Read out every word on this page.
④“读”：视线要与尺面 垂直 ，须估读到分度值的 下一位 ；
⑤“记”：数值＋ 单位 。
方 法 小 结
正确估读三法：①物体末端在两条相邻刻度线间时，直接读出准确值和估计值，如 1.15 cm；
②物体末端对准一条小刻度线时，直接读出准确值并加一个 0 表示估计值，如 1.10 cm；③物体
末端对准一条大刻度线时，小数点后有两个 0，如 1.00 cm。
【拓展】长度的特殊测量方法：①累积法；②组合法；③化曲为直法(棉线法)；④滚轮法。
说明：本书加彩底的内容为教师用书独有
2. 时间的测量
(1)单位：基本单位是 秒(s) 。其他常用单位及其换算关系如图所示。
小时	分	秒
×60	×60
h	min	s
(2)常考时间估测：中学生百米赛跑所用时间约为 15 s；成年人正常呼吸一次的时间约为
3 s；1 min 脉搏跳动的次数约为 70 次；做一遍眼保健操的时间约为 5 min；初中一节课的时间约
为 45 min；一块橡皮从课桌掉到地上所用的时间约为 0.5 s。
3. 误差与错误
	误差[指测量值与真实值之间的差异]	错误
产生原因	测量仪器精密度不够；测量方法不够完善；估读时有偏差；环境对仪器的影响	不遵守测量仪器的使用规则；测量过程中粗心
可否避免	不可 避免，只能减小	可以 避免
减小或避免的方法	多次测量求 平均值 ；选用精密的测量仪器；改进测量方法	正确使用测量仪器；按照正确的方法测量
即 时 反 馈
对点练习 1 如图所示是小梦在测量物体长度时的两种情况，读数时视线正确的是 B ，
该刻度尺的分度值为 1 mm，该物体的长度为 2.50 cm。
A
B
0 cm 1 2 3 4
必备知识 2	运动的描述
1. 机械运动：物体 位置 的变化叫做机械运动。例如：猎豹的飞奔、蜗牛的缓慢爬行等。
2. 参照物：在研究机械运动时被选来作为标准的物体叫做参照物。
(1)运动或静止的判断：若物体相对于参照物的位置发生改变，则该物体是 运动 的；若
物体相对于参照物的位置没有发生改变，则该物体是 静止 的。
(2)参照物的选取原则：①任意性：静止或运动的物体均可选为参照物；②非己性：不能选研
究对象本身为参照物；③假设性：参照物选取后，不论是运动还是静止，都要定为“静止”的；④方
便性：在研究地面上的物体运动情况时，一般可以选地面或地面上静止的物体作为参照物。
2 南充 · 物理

> **WHAT NEEDS TO BE DONE**: The listing above should be transcribed in full, exactly as written.

> **ANSWER FOR THE TASK**:
Read out every word on this page.
④“读”：视线要与尺面 垂直 ，须估读到分度值的 下一位 ；
⑤“记”：数值＋ 单位 。
方 法 小 结
正确估读三法：①物体末端在两条相邻刻度线间时，直接读出准确值和估计值，如 1.15 cm；
②物体末端对准一条小刻度线时，直接读出准确值并加一个 0 表示估计值，如 1.10 cm；③物体
末端对准一条大刻度线时，小数点后有两个 0，如 1.00 cm。
【拓展】长度的特殊测量方法：①累积法；②组合法；③化曲为直法(棉线法)；④滚轮法。
说明：本书加彩底的内容为教师用书独有
2. 时间的测量
(1)单位：基本单位是 秒(s) 。其他常用单位及其换算关系如图所示。
小时	分	秒
×60	×60
h	min	s
(2)常考时间估测：中学生百米赛跑所用时间约为 15 s；成年人正常呼吸一次的时间约为
3 s；1 min 脉搏跳动的次数约为 70 次；做一遍眼保健操的时间约为 5 min；初中一节课的时间约
为 45 min；一块橡皮从课桌掉到地上所用的时间约为 0.5 s。
3. 误差与错误
	误差[指测量值与真实值之间的差异]	错误
产生原因	测量仪器精密度不够；测量方法不够完善；估读时有偏差；环境对仪器的影响	不遵守测量仪器的使用规则；测量过程中粗心
可否避免	不可 避免，只能减小	可以 避免
减小或避免的方法	多次测量求 平均值 ；选用精密的测量仪器；改进测量方法	正确使用测量仪器；按照正确的方法测量
即 时 反 馈
对点练习 1 如图所示是小梦在测量物体长度时的两种情况，读数时视线正确的是 B ，
该刻度尺的分度值为 1 mm，该物体的长度为 2.50 cm。
A
B
0 cm 1 2 3 4
必备知识 2	运动的描述
1. 机械运动：物体 位置 的变化叫做机械运动。例如：猎豹的飞奔、蜗牛的缓慢爬行等。
2. 参照物：在研究机械运动时被选来作为标准的物体叫做参照物。
(1)运动或静止的判断：若物体相对于参照物的位置发生改变，则该物体是 运动 的；若
物体相对于参照物的位置没有发生改变，则该物体是 静止 的。
(2)参照物的选取原则：①任意性：静止或运动的物体均可选为参照物；②非己性：不能选研
究对象本身为参照物；③假设性：参照物选取后，不论是运动还是静止，都要定为“静止”的；④方
便性：在研究地面上的物体运动情况时，一般可以选地面或地面上静止的物体作为参照物。
2 南充 · 物理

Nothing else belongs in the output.